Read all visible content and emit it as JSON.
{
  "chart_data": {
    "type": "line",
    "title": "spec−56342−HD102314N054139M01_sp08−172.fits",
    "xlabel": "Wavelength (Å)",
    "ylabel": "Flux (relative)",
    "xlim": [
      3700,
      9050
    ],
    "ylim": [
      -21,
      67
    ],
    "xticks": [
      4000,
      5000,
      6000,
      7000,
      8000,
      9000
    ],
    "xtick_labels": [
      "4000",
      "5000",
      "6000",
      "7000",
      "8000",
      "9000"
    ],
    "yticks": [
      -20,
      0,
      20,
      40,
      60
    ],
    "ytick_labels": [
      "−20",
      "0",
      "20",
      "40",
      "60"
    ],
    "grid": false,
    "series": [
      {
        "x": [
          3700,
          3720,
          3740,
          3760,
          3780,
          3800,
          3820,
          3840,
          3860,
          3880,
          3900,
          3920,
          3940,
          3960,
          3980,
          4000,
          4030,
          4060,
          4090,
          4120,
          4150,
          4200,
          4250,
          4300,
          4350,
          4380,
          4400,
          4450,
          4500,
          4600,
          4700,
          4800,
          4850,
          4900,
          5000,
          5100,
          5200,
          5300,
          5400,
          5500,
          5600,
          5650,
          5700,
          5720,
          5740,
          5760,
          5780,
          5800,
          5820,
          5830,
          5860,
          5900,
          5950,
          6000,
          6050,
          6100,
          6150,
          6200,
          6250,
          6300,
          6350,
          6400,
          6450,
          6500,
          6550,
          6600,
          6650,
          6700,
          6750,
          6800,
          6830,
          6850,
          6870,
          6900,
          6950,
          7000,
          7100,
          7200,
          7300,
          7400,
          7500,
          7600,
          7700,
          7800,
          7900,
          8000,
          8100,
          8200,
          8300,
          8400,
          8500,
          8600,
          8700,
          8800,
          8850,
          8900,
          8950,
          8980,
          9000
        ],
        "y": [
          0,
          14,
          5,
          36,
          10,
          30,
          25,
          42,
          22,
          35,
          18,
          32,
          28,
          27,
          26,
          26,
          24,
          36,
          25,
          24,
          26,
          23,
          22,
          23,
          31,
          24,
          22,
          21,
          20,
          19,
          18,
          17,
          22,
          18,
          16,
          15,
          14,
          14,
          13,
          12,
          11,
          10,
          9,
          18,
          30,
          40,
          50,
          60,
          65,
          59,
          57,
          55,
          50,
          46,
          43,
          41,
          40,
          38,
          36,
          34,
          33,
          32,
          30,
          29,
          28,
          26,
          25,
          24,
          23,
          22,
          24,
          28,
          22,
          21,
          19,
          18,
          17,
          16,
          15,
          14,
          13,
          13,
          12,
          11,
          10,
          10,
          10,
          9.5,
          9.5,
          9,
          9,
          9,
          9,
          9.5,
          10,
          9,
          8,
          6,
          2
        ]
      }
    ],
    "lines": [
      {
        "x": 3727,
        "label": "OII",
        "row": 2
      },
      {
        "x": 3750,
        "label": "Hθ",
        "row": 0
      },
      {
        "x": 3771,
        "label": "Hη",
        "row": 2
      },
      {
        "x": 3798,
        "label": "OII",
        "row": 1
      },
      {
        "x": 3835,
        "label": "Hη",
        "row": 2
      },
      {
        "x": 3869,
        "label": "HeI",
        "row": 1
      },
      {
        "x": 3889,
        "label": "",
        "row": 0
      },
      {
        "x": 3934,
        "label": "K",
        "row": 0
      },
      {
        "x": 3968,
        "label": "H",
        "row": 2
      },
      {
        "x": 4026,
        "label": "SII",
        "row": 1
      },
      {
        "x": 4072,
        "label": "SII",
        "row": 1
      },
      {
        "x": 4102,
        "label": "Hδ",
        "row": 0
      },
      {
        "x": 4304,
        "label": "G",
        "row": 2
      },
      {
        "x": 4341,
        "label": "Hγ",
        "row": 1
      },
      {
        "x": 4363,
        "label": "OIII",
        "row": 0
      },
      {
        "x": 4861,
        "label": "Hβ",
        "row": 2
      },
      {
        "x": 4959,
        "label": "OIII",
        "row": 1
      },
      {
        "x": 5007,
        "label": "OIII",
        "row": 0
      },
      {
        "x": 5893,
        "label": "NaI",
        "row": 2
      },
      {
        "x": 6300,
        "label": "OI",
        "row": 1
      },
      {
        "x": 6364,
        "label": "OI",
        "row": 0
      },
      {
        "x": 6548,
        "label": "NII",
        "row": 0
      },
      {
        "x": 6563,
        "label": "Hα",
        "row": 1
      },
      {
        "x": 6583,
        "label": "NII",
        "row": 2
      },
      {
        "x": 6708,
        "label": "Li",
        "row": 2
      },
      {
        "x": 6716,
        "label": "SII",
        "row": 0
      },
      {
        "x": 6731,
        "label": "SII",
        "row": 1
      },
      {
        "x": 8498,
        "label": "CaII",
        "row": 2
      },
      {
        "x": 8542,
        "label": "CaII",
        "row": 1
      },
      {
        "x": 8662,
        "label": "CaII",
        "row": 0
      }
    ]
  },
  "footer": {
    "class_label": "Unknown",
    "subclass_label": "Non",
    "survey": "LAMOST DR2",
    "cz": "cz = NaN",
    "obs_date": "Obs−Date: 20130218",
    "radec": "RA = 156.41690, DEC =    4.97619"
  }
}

• [SET TASK]: Return the listing above word for word.

• [COMPLETE OUTPUT]:
Read all visible content and emit it as JSON.
{
  "chart_data": {
    "type": "line",
    "title": "spec−56342−HD102314N054139M01_sp08−172.fits",
    "xlabel": "Wavelength (Å)",
    "ylabel": "Flux (relative)",
    "xlim": [
      3700,
      9050
    ],
    "ylim": [
      -21,
      67
    ],
    "xticks": [
      4000,
      5000,
      6000,
      7000,
      8000,
      9000
    ],
    "xtick_labels": [
      "4000",
      "5000",
      "6000",
      "7000",
      "8000",
      "9000"
    ],
    "yticks": [
      -20,
      0,
      20,
      40,
      60
    ],
    "ytick_labels": [
      "−20",
      "0",
      "20",
      "40",
      "60"
    ],
    "grid": false,
    "series": [
      {
        "x": [
          3700,
          3720,
          3740,
          3760,
          3780,
          3800,
          3820,
          3840,
          3860,
          3880,
          3900,
          3920,
          3940,
          3960,
          3980,
          4000,
          4030,
          4060,
          4090,
          4120,
          4150,
          4200,
          4250,
          4300,
          4350,
          4380,
          4400,
          4450,
          4500,
          4600,
          4700,
          4800,
          4850,
          4900,
          5000,
          5100,
          5200,
          5300,
          5400,
          5500,
          5600,
          5650,
          5700,
          5720,
          5740,
          5760,
          5780,
          5800,
          5820,
          5830,
          5860,
          5900,
          5950,
          6000,
          6050,
          6100,
          6150,
          6200,
          6250,
          6300,
          6350,
          6400,
          6450,
          6500,
          6550,
          6600,
          6650,
          6700,
          6750,
          6800,
          6830,
          6850,
          6870,
          6900,
          6950,
          7000,
          7100,
          7200,
          7300,
          7400,
          7500,
          7600,
          7700,
          7800,
          7900,
          8000,
          8100,
          8200,
          8300,
          8400,
          8500,
          8600,
          8700,
          8800,
          8850,
          8900,
          8950,
          8980,
          9000
        ],
        "y": [
          0,
          14,
          5,
          36,
          10,
          30,
          25,
          42,
          22,
          35,
          18,
          32,
          28,
          27,
          26,
          26,
          24,
          36,
          25,
          24,
          26,
          23,
          22,
          23,
          31,
          24,
          22,
          21,
          20,
          19,
          18,
          17,
          22,
          18,
          16,
          15,
          14,
          14,
          13,
          12,
          11,
          10,
          9,
          18,
          30,
          40,
          50,
          60,
          65,
          59,
          57,
          55,
          50,
          46,
          43,
          41,
          40,
          38,
          36,
          34,
          33,
          32,
          30,
          29,
          28,
          26,
          25,
          24,
          23,
          22,
          24,
          28,
          22,
          21,
          19,
          18,
          17,
          16,
          15,
          14,
          13,
          13,
          12,
          11,
          10,
          10,
          10,
          9.5,
          9.5,
          9,
          9,
          9,
          9,
          9.5,
          10,
          9,
          8,
          6,
          2
        ]
      }
    ],
    "lines": [
      {
        "x": 3727,
        "label": "OII",
        "row": 2
      },
      {
        "x": 3750,
        "label": "Hθ",
        "row": 0
      },
      {
        "x": 3771,
        "label": "Hη",
        "row": 2
      },
      {
        "x": 3798,
        "label": "OII",
        "row": 1
      },
      {
        "x": 3835,
        "label": "Hη",
        "row": 2
      },
      {
        "x": 3869,
        "label": "HeI",
        "row": 1
      },
      {
        "x": 3889,
        "label": "",
        "row": 0
      },
      {
        "x": 3934,
        "label": "K",
        "row": 0
      },
      {
        "x": 3968,
        "label": "H",
        "row": 2
      },
      {
        "x": 4026,
        "label": "SII",
        "row": 1
      },
      {
        "x": 4072,
        "label": "SII",
        "row": 1
      },
      {
        "x": 4102,
        "label": "Hδ",
        "row": 0
      },
      {
        "x": 4304,
        "label": "G",
        "row": 2
      },
      {
        "x": 4341,
        "label": "Hγ",
        "row": 1
      },
      {
        "x": 4363,
        "label": "OIII",
        "row": 0
      },
      {
        "x": 4861,
        "label": "Hβ",
        "row": 2
      },
      {
        "x": 4959,
        "label": "OIII",
        "row": 1
      },
      {
        "x": 5007,
        "label": "OIII",
        "row": 0
      },
      {
        "x": 5893,
        "label": "NaI",
        "row": 2
      },
      {
        "x": 6300,
        "label": "OI",
        "row": 1
      },
      {
        "x": 6364,
        "label": "OI",
        "row": 0
      },
      {
        "x": 6548,
        "label": "NII",
        "row": 0
      },
      {
        "x": 6563,
        "label": "Hα",
        "row": 1
      },
      {
        "x": 6583,
        "label": "NII",
        "row": 2
      },
      {
        "x": 6708,
        "label": "Li",
        "row": 2
      },
      {
        "x": 6716,
        "label": "SII",
        "row": 0
      },
      {
        "x": 6731,
        "label": "SII",
        "row": 1
      },
      {
        "x": 8498,
        "label": "CaII",
        "row": 2
      },
      {
        "x": 8542,
        "label": "CaII",
        "row": 1
      },
      {
        "x": 8662,
        "label": "CaII",
        "row": 0
      }
    ]
  },
  "footer": {
    "class_label": "Unknown",
    "subclass_label": "Non",
    "survey": "LAMOST DR2",
    "cz": "cz = NaN",
    "obs_date": "Obs−Date: 20130218",
    "radec": "RA = 156.41690, DEC =    4.97619"
  }
}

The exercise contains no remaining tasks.